### [Task to carry out]
Find all lines in the records that include the word "values", and copy them out.
>>>>
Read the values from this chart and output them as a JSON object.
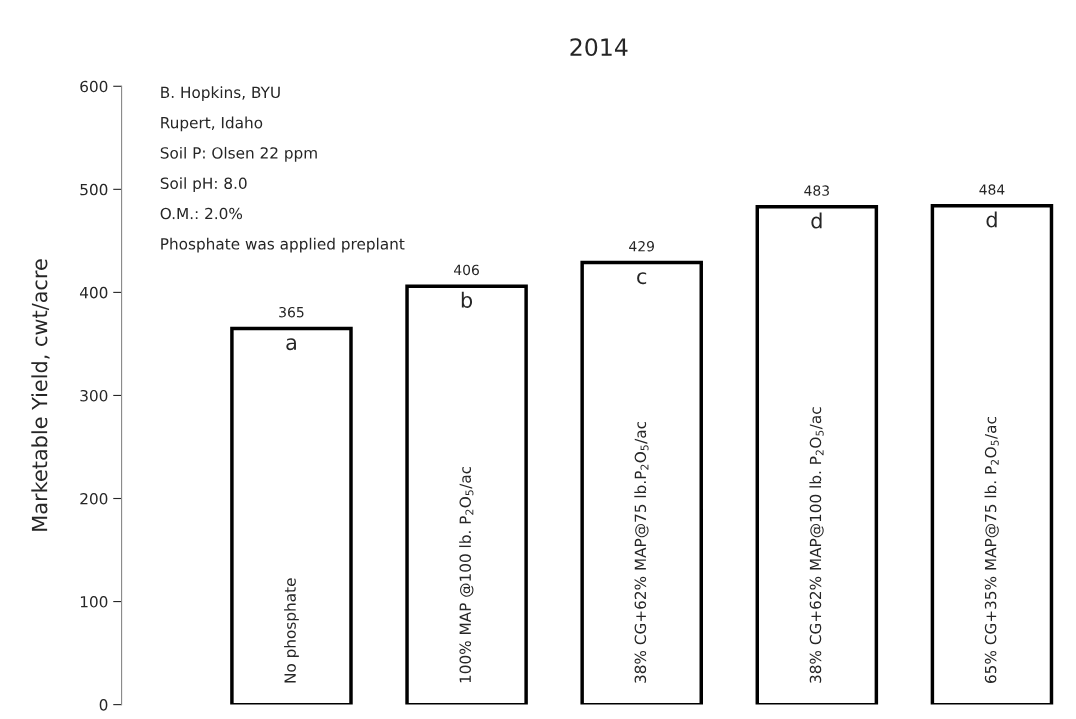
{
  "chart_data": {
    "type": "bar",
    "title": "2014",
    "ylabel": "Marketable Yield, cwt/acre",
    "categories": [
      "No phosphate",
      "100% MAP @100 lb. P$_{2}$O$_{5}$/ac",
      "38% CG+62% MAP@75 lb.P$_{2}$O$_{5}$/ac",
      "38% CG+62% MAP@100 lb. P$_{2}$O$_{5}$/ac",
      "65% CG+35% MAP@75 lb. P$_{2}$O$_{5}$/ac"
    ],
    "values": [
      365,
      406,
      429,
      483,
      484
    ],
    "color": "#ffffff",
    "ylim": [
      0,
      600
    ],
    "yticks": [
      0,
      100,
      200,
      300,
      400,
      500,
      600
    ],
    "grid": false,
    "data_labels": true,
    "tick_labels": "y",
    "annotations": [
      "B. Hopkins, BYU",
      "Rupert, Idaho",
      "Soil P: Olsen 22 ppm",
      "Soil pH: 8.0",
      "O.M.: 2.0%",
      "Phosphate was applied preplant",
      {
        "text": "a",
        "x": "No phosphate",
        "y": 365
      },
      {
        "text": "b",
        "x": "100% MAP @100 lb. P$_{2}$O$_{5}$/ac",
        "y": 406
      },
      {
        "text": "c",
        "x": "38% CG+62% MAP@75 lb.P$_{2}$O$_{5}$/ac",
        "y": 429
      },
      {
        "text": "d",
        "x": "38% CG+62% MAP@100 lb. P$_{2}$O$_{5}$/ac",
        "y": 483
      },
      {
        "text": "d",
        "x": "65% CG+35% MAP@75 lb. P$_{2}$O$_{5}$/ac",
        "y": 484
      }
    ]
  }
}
<<<<
### [Solution to this task]
Read the values from this chart and output them as a JSON object.
    "values": [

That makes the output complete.